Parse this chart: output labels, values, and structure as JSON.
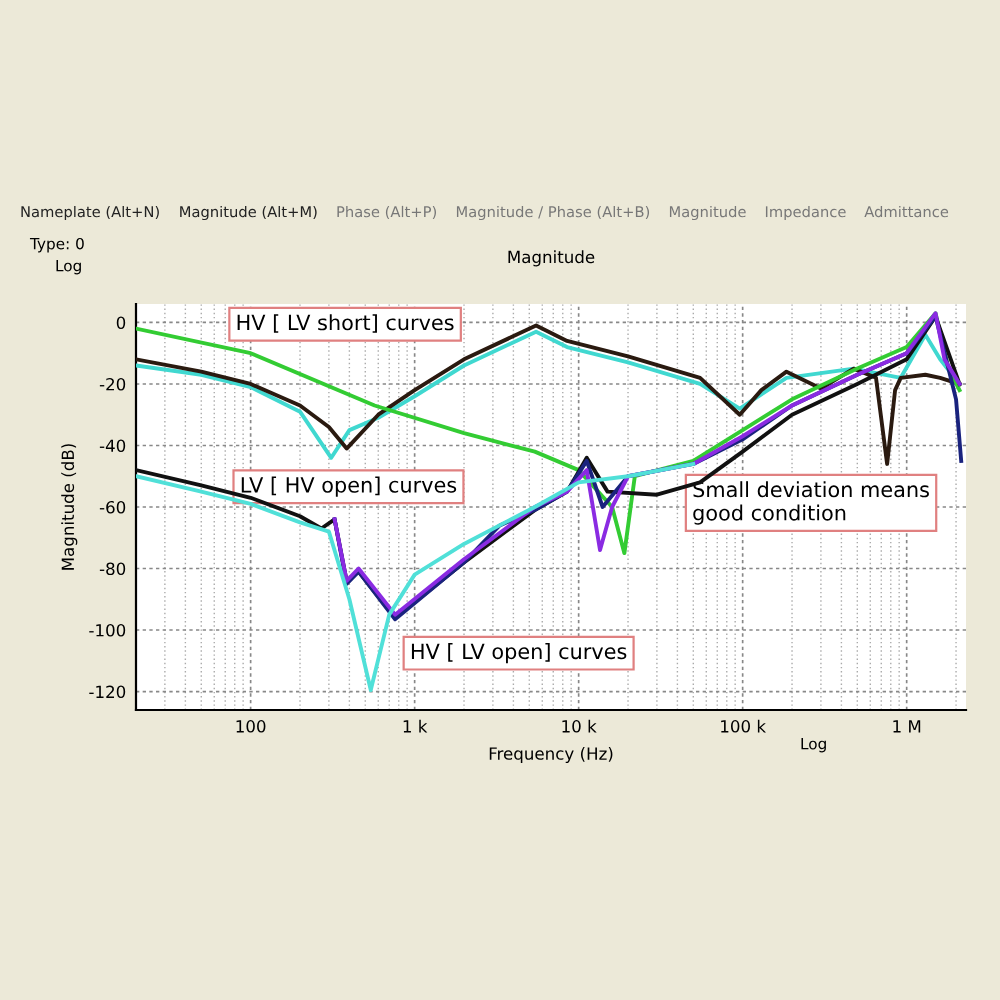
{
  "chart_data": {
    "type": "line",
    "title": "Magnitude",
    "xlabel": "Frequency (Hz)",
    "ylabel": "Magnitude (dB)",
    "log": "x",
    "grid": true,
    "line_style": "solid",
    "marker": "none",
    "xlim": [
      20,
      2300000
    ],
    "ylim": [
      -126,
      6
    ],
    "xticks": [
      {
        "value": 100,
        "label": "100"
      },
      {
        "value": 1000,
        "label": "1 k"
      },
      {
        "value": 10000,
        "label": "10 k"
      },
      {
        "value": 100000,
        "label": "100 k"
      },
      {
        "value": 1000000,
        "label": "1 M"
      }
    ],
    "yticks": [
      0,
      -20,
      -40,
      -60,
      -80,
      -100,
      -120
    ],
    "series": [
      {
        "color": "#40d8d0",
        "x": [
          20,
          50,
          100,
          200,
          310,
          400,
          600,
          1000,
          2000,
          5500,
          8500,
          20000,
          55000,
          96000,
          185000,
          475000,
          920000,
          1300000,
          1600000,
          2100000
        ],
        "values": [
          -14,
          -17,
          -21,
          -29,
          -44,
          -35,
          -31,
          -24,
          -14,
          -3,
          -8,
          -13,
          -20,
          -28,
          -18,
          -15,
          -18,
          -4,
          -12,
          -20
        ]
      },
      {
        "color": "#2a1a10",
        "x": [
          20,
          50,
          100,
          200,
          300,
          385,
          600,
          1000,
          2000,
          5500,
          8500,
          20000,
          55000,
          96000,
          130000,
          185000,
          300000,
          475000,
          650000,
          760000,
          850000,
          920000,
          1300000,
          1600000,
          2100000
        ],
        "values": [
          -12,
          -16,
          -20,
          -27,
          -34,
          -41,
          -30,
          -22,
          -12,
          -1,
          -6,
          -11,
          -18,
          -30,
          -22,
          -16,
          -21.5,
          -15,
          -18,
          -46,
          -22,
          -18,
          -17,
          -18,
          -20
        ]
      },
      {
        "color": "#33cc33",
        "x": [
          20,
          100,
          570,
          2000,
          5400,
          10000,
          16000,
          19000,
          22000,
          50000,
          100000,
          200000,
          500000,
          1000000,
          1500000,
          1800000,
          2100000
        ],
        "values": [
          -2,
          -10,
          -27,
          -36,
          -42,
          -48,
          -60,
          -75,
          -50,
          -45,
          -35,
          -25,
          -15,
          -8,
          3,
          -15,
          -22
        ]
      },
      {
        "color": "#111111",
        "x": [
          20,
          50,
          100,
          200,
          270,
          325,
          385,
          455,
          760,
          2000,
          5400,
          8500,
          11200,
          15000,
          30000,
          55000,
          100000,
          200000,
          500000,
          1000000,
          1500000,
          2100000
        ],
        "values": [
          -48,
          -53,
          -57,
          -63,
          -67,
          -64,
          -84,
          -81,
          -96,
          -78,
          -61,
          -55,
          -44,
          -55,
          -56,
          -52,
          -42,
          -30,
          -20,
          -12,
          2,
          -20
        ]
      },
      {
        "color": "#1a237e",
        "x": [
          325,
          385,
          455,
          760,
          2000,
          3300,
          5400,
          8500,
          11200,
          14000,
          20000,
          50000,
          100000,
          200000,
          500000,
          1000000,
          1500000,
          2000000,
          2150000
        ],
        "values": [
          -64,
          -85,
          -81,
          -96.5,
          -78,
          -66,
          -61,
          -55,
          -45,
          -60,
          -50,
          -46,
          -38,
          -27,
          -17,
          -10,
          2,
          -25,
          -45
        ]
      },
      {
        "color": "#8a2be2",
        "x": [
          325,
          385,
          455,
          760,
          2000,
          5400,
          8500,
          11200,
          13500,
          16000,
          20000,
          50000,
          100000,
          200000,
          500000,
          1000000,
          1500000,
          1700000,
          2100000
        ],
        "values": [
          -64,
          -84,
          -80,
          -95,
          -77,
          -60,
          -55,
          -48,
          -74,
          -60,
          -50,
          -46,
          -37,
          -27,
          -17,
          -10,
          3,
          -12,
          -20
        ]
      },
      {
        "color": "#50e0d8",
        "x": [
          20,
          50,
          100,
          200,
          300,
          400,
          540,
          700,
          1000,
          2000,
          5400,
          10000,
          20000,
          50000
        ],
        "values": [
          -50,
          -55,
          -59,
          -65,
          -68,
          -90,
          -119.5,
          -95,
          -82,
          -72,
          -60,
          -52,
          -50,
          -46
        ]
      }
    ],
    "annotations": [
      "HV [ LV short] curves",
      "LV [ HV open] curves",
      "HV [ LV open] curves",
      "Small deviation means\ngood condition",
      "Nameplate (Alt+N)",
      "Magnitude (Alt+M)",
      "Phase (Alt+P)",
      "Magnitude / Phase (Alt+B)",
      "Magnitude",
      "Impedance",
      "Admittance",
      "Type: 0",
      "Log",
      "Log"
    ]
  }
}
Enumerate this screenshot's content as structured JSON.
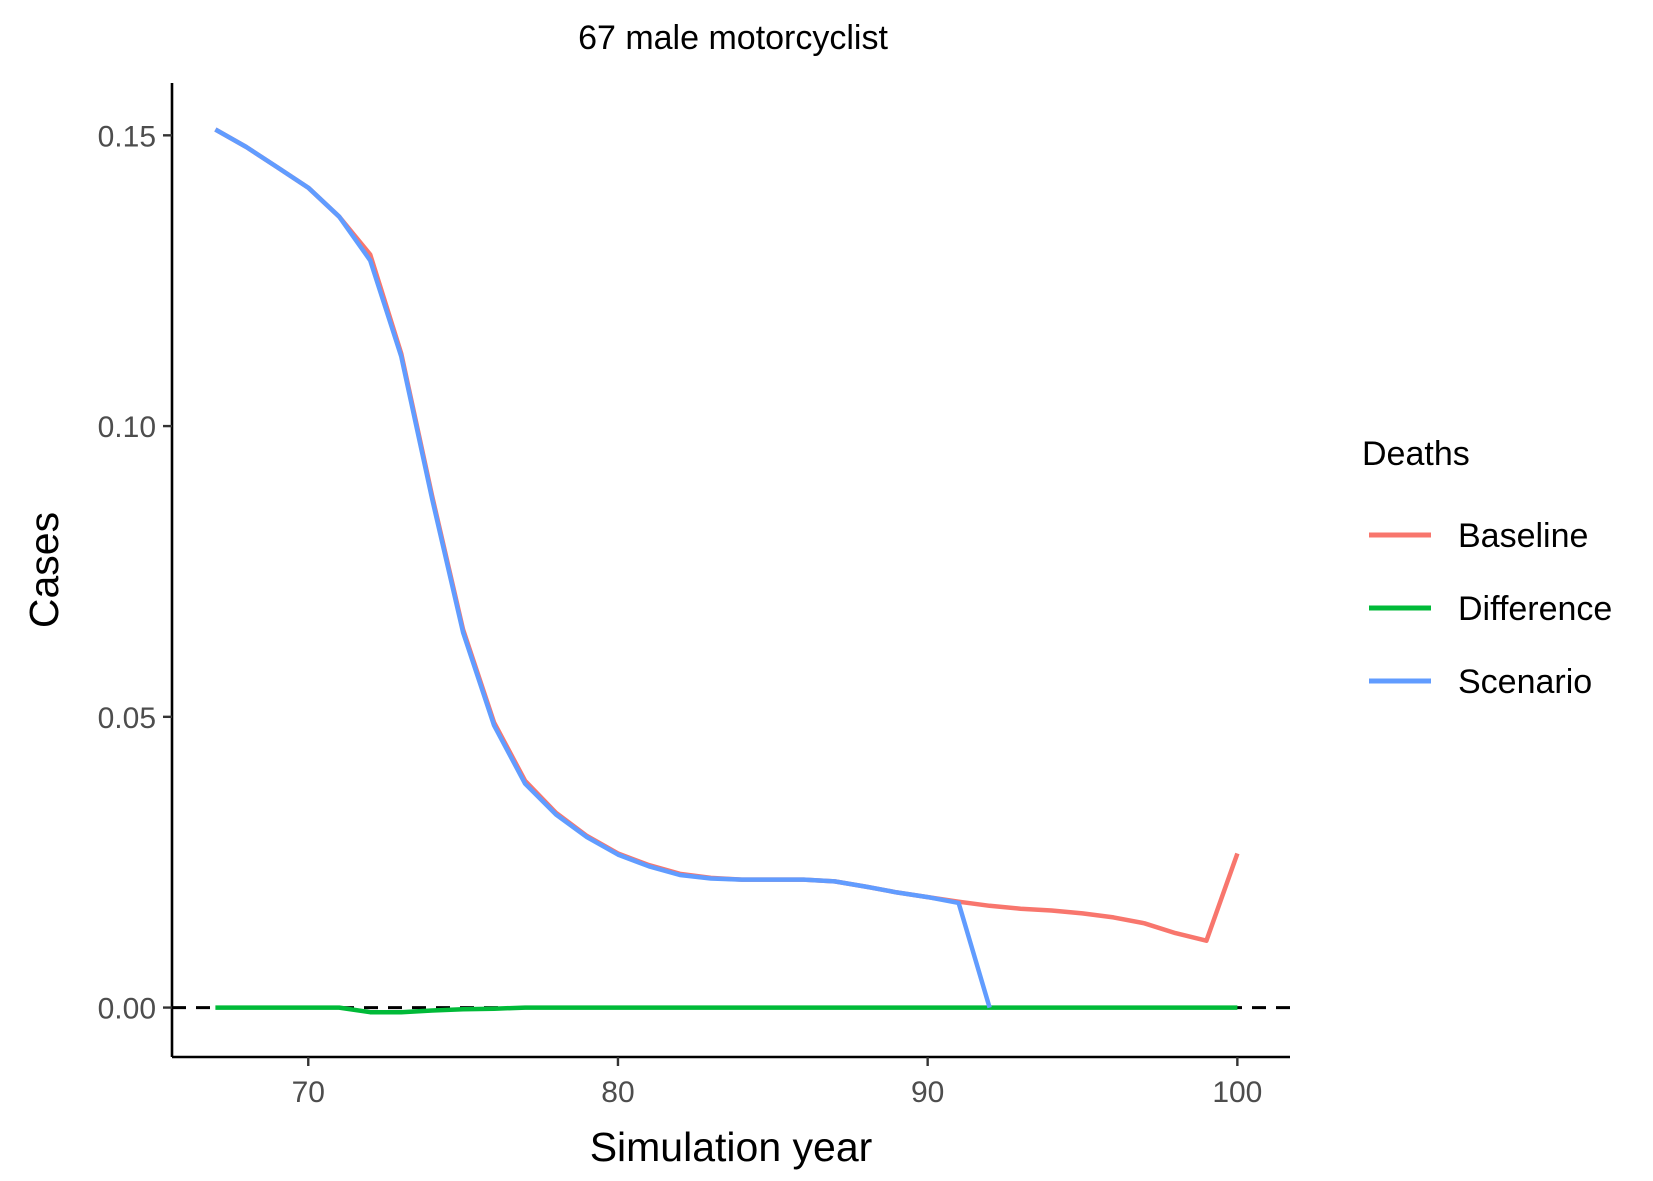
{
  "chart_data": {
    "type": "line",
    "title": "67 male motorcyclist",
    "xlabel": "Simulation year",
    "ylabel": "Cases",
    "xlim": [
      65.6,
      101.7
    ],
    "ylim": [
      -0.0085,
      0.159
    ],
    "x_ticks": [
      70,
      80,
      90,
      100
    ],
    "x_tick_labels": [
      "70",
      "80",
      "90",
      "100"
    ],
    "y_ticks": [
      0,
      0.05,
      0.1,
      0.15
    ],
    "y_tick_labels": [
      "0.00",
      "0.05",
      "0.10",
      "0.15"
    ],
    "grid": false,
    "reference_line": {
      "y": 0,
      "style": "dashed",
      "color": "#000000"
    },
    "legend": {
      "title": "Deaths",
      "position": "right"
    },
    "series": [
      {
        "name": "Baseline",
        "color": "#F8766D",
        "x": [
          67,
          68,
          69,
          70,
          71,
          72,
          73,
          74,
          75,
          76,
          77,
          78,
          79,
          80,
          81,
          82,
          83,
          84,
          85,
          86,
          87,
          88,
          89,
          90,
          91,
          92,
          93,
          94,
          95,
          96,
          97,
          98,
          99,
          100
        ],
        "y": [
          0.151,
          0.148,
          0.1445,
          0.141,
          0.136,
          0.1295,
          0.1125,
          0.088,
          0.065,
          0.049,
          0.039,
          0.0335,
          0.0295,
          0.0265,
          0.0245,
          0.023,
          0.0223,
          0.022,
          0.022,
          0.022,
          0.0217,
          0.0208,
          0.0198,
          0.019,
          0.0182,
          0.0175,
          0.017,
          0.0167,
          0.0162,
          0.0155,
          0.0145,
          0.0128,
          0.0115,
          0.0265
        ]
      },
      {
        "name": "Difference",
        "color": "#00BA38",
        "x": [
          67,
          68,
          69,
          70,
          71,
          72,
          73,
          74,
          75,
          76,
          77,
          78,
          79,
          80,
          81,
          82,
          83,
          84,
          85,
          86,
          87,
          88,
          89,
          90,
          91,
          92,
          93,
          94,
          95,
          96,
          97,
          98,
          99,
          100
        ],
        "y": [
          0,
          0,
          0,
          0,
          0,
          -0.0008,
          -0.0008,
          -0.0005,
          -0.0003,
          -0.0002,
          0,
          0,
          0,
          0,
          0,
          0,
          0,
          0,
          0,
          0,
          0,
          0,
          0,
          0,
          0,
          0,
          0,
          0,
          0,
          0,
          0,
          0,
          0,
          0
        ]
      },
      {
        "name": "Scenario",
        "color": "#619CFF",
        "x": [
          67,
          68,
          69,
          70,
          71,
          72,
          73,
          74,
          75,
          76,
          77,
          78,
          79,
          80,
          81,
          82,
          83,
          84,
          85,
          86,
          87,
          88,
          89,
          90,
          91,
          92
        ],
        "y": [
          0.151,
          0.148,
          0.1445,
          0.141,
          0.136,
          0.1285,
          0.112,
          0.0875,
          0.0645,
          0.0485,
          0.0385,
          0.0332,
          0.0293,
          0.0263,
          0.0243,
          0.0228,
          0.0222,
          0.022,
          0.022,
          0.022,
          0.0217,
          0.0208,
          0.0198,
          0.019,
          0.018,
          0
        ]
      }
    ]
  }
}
|---|
TASK OBJECTIVE: Sift through the entries and copy every line with "Magnitude".

REPLY:
    "title": "Magnitude",
    "ylabel": "Magnitude (dB)",
      "Magnitude (Alt+M)",
      "Magnitude / Phase (Alt+B)",
      "Magnitude",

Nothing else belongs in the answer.